--- Begin Dataset rows ---

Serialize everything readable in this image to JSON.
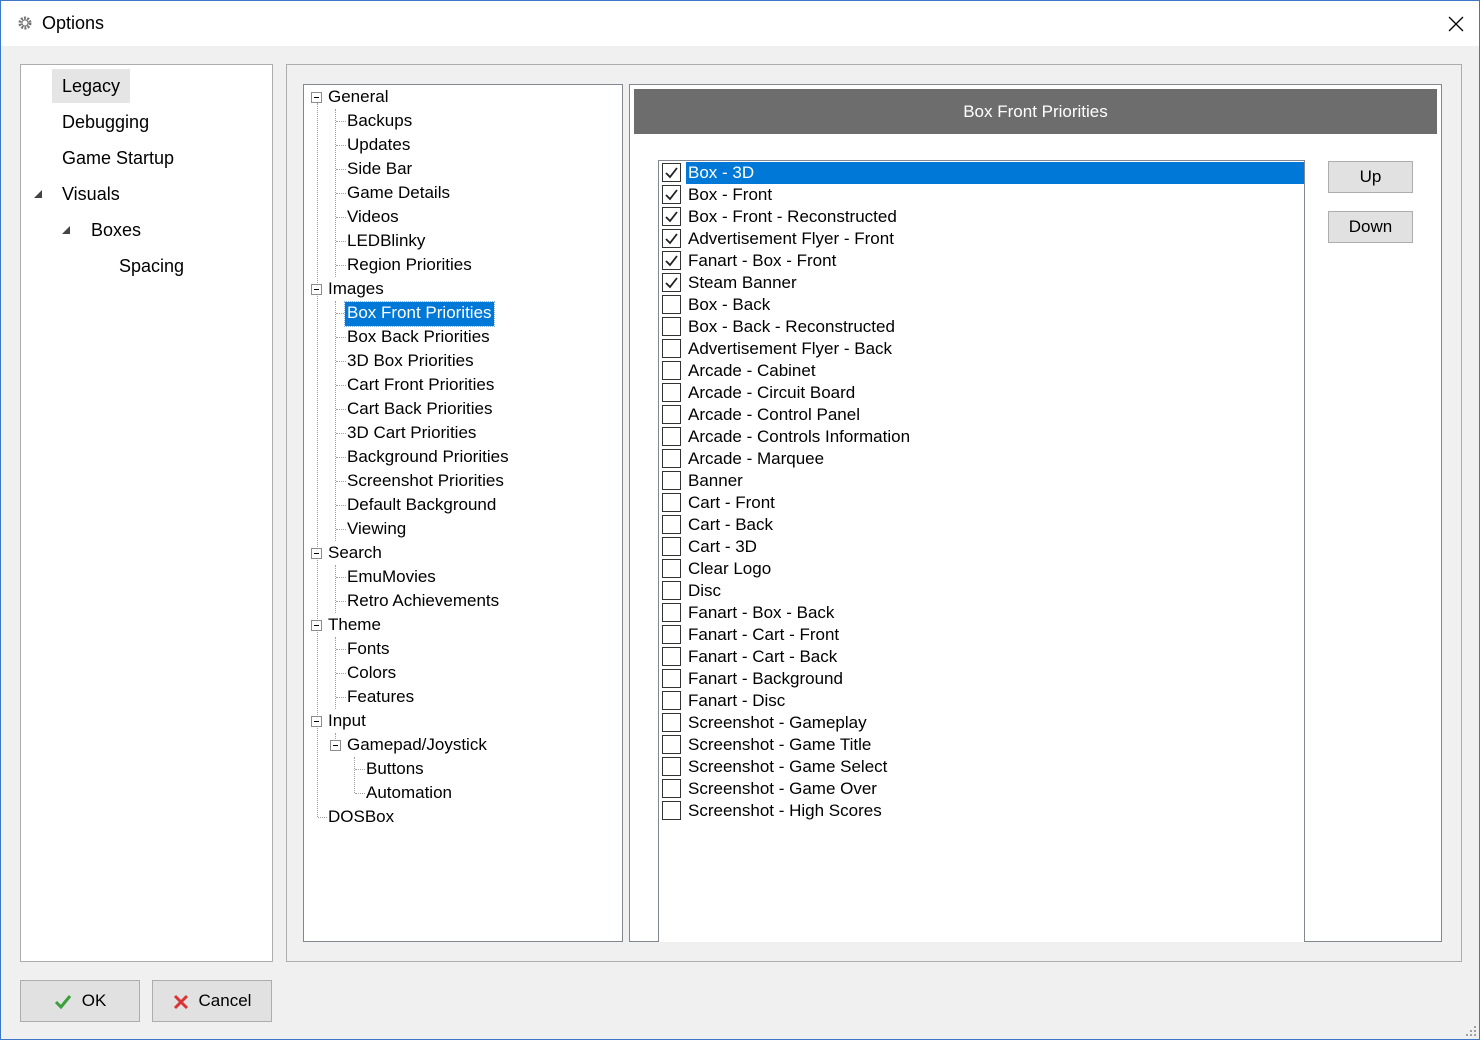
{
  "window": {
    "title": "Options"
  },
  "leftnav": {
    "items": [
      {
        "label": "Legacy"
      },
      {
        "label": "Debugging"
      },
      {
        "label": "Game Startup"
      },
      {
        "label": "Visuals"
      },
      {
        "label": "Boxes"
      },
      {
        "label": "Spacing"
      }
    ]
  },
  "tree": {
    "nodes": [
      {
        "label": "General"
      },
      {
        "label": "Backups"
      },
      {
        "label": "Updates"
      },
      {
        "label": "Side Bar"
      },
      {
        "label": "Game Details"
      },
      {
        "label": "Videos"
      },
      {
        "label": "LEDBlinky"
      },
      {
        "label": "Region Priorities"
      },
      {
        "label": "Images"
      },
      {
        "label": "Box Front Priorities"
      },
      {
        "label": "Box Back Priorities"
      },
      {
        "label": "3D Box Priorities"
      },
      {
        "label": "Cart Front Priorities"
      },
      {
        "label": "Cart Back Priorities"
      },
      {
        "label": "3D Cart Priorities"
      },
      {
        "label": "Background Priorities"
      },
      {
        "label": "Screenshot Priorities"
      },
      {
        "label": "Default Background"
      },
      {
        "label": "Viewing"
      },
      {
        "label": "Search"
      },
      {
        "label": "EmuMovies"
      },
      {
        "label": "Retro Achievements"
      },
      {
        "label": "Theme"
      },
      {
        "label": "Fonts"
      },
      {
        "label": "Colors"
      },
      {
        "label": "Features"
      },
      {
        "label": "Input"
      },
      {
        "label": "Gamepad/Joystick"
      },
      {
        "label": "Buttons"
      },
      {
        "label": "Automation"
      },
      {
        "label": "DOSBox"
      }
    ]
  },
  "content": {
    "header": "Box Front Priorities",
    "items": [
      {
        "label": "Box - 3D",
        "checked": true
      },
      {
        "label": "Box - Front",
        "checked": true
      },
      {
        "label": "Box - Front - Reconstructed",
        "checked": true
      },
      {
        "label": "Advertisement Flyer - Front",
        "checked": true
      },
      {
        "label": "Fanart - Box - Front",
        "checked": true
      },
      {
        "label": "Steam Banner",
        "checked": true
      },
      {
        "label": "Box - Back",
        "checked": false
      },
      {
        "label": "Box - Back - Reconstructed",
        "checked": false
      },
      {
        "label": "Advertisement Flyer - Back",
        "checked": false
      },
      {
        "label": "Arcade - Cabinet",
        "checked": false
      },
      {
        "label": "Arcade - Circuit Board",
        "checked": false
      },
      {
        "label": "Arcade - Control Panel",
        "checked": false
      },
      {
        "label": "Arcade - Controls Information",
        "checked": false
      },
      {
        "label": "Arcade - Marquee",
        "checked": false
      },
      {
        "label": "Banner",
        "checked": false
      },
      {
        "label": "Cart - Front",
        "checked": false
      },
      {
        "label": "Cart - Back",
        "checked": false
      },
      {
        "label": "Cart - 3D",
        "checked": false
      },
      {
        "label": "Clear Logo",
        "checked": false
      },
      {
        "label": "Disc",
        "checked": false
      },
      {
        "label": "Fanart - Box - Back",
        "checked": false
      },
      {
        "label": "Fanart - Cart - Front",
        "checked": false
      },
      {
        "label": "Fanart - Cart - Back",
        "checked": false
      },
      {
        "label": "Fanart - Background",
        "checked": false
      },
      {
        "label": "Fanart - Disc",
        "checked": false
      },
      {
        "label": "Screenshot - Gameplay",
        "checked": false
      },
      {
        "label": "Screenshot - Game Title",
        "checked": false
      },
      {
        "label": "Screenshot - Game Select",
        "checked": false
      },
      {
        "label": "Screenshot - Game Over",
        "checked": false
      },
      {
        "label": "Screenshot - High Scores",
        "checked": false
      }
    ],
    "up_label": "Up",
    "down_label": "Down"
  },
  "footer": {
    "ok_label": "OK",
    "cancel_label": "Cancel"
  },
  "colors": {
    "selection": "#0078d7",
    "header": "#6d6d6d",
    "ok_icon": "#3aa03a",
    "cancel_icon": "#d83434"
  },
  "icons": {
    "title": "gear-icon",
    "close": "close-icon",
    "ok": "check-icon",
    "cancel": "x-icon"
  }
}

--- End Dataset rows ---

■ What you are asked to do ■
Repeat the material above in full and exactly, omitting the pictures.

■ Exercise output ■
Serialize everything readable in this image to JSON.
{
  "window": {
    "title": "Options"
  },
  "leftnav": {
    "items": [
      {
        "label": "Legacy"
      },
      {
        "label": "Debugging"
      },
      {
        "label": "Game Startup"
      },
      {
        "label": "Visuals"
      },
      {
        "label": "Boxes"
      },
      {
        "label": "Spacing"
      }
    ]
  },
  "tree": {
    "nodes": [
      {
        "label": "General"
      },
      {
        "label": "Backups"
      },
      {
        "label": "Updates"
      },
      {
        "label": "Side Bar"
      },
      {
        "label": "Game Details"
      },
      {
        "label": "Videos"
      },
      {
        "label": "LEDBlinky"
      },
      {
        "label": "Region Priorities"
      },
      {
        "label": "Images"
      },
      {
        "label": "Box Front Priorities"
      },
      {
        "label": "Box Back Priorities"
      },
      {
        "label": "3D Box Priorities"
      },
      {
        "label": "Cart Front Priorities"
      },
      {
        "label": "Cart Back Priorities"
      },
      {
        "label": "3D Cart Priorities"
      },
      {
        "label": "Background Priorities"
      },
      {
        "label": "Screenshot Priorities"
      },
      {
        "label": "Default Background"
      },
      {
        "label": "Viewing"
      },
      {
        "label": "Search"
      },
      {
        "label": "EmuMovies"
      },
      {
        "label": "Retro Achievements"
      },
      {
        "label": "Theme"
      },
      {
        "label": "Fonts"
      },
      {
        "label": "Colors"
      },
      {
        "label": "Features"
      },
      {
        "label": "Input"
      },
      {
        "label": "Gamepad/Joystick"
      },
      {
        "label": "Buttons"
      },
      {
        "label": "Automation"
      },
      {
        "label": "DOSBox"
      }
    ]
  },
  "content": {
    "header": "Box Front Priorities",
    "items": [
      {
        "label": "Box - 3D",
        "checked": true
      },
      {
        "label": "Box - Front",
        "checked": true
      },
      {
        "label": "Box - Front - Reconstructed",
        "checked": true
      },
      {
        "label": "Advertisement Flyer - Front",
        "checked": true
      },
      {
        "label": "Fanart - Box - Front",
        "checked": true
      },
      {
        "label": "Steam Banner",
        "checked": true
      },
      {
        "label": "Box - Back",
        "checked": false
      },
      {
        "label": "Box - Back - Reconstructed",
        "checked": false
      },
      {
        "label": "Advertisement Flyer - Back",
        "checked": false
      },
      {
        "label": "Arcade - Cabinet",
        "checked": false
      },
      {
        "label": "Arcade - Circuit Board",
        "checked": false
      },
      {
        "label": "Arcade - Control Panel",
        "checked": false
      },
      {
        "label": "Arcade - Controls Information",
        "checked": false
      },
      {
        "label": "Arcade - Marquee",
        "checked": false
      },
      {
        "label": "Banner",
        "checked": false
      },
      {
        "label": "Cart - Front",
        "checked": false
      },
      {
        "label": "Cart - Back",
        "checked": false
      },
      {
        "label": "Cart - 3D",
        "checked": false
      },
      {
        "label": "Clear Logo",
        "checked": false
      },
      {
        "label": "Disc",
        "checked": false
      },
      {
        "label": "Fanart - Box - Back",
        "checked": false
      },
      {
        "label": "Fanart - Cart - Front",
        "checked": false
      },
      {
        "label": "Fanart - Cart - Back",
        "checked": false
      },
      {
        "label": "Fanart - Background",
        "checked": false
      },
      {
        "label": "Fanart - Disc",
        "checked": false
      },
      {
        "label": "Screenshot - Gameplay",
        "checked": false
      },
      {
        "label": "Screenshot - Game Title",
        "checked": false
      },
      {
        "label": "Screenshot - Game Select",
        "checked": false
      },
      {
        "label": "Screenshot - Game Over",
        "checked": false
      },
      {
        "label": "Screenshot - High Scores",
        "checked": false
      }
    ],
    "up_label": "Up",
    "down_label": "Down"
  },
  "footer": {
    "ok_label": "OK",
    "cancel_label": "Cancel"
  },
  "colors": {
    "selection": "#0078d7",
    "header": "#6d6d6d",
    "ok_icon": "#3aa03a",
    "cancel_icon": "#d83434"
  },
  "icons": {
    "title": "gear-icon",
    "close": "close-icon",
    "ok": "check-icon",
    "cancel": "x-icon"
  }
}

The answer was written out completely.